* Start DATA ROWS *

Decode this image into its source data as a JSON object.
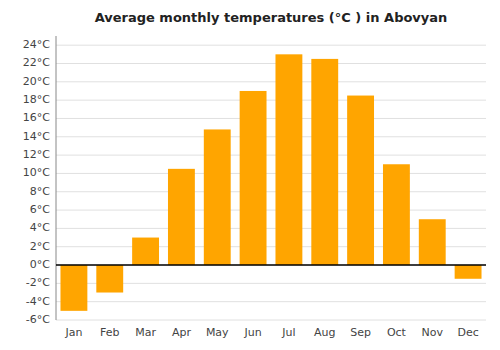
{
  "chart_data": {
    "type": "bar",
    "title": "Average monthly temperatures (°C ) in Abovyan",
    "categories": [
      "Jan",
      "Feb",
      "Mar",
      "Apr",
      "May",
      "Jun",
      "Jul",
      "Aug",
      "Sep",
      "Oct",
      "Nov",
      "Dec"
    ],
    "values": [
      -5.0,
      -3.0,
      3.0,
      10.5,
      14.8,
      19.0,
      23.0,
      22.5,
      18.5,
      11.0,
      5.0,
      -1.5
    ],
    "color": "#FFA500",
    "ylim": [
      -6,
      25
    ],
    "yticks": [
      {
        "value": -6,
        "label": "-6°C"
      },
      {
        "value": -4,
        "label": "-4°C"
      },
      {
        "value": -2,
        "label": "-2°C"
      },
      {
        "value": 0,
        "label": "0°C"
      },
      {
        "value": 2,
        "label": "2°C"
      },
      {
        "value": 4,
        "label": "4°C"
      },
      {
        "value": 6,
        "label": "6°C"
      },
      {
        "value": 8,
        "label": "8°C"
      },
      {
        "value": 10,
        "label": "10°C"
      },
      {
        "value": 12,
        "label": "12°C"
      },
      {
        "value": 14,
        "label": "14°C"
      },
      {
        "value": 16,
        "label": "16°C"
      },
      {
        "value": 18,
        "label": "18°C"
      },
      {
        "value": 20,
        "label": "20°C"
      },
      {
        "value": 22,
        "label": "22°C"
      },
      {
        "value": 24,
        "label": "24°C"
      }
    ],
    "grid": true
  }
}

* End DATA ROWS *

**REQUIRED WORK**: Copy out every line of the material above exactly, skipping the pictures.

**SOLUTION BELOW**:
Decode this image into its source data as a JSON object.
{
  "chart_data": {
    "type": "bar",
    "title": "Average monthly temperatures (°C ) in Abovyan",
    "categories": [
      "Jan",
      "Feb",
      "Mar",
      "Apr",
      "May",
      "Jun",
      "Jul",
      "Aug",
      "Sep",
      "Oct",
      "Nov",
      "Dec"
    ],
    "values": [
      -5.0,
      -3.0,
      3.0,
      10.5,
      14.8,
      19.0,
      23.0,
      22.5,
      18.5,
      11.0,
      5.0,
      -1.5
    ],
    "color": "#FFA500",
    "ylim": [
      -6,
      25
    ],
    "yticks": [
      {
        "value": -6,
        "label": "-6°C"
      },
      {
        "value": -4,
        "label": "-4°C"
      },
      {
        "value": -2,
        "label": "-2°C"
      },
      {
        "value": 0,
        "label": "0°C"
      },
      {
        "value": 2,
        "label": "2°C"
      },
      {
        "value": 4,
        "label": "4°C"
      },
      {
        "value": 6,
        "label": "6°C"
      },
      {
        "value": 8,
        "label": "8°C"
      },
      {
        "value": 10,
        "label": "10°C"
      },
      {
        "value": 12,
        "label": "12°C"
      },
      {
        "value": 14,
        "label": "14°C"
      },
      {
        "value": 16,
        "label": "16°C"
      },
      {
        "value": 18,
        "label": "18°C"
      },
      {
        "value": 20,
        "label": "20°C"
      },
      {
        "value": 22,
        "label": "22°C"
      },
      {
        "value": 24,
        "label": "24°C"
      }
    ],
    "grid": true
  }
}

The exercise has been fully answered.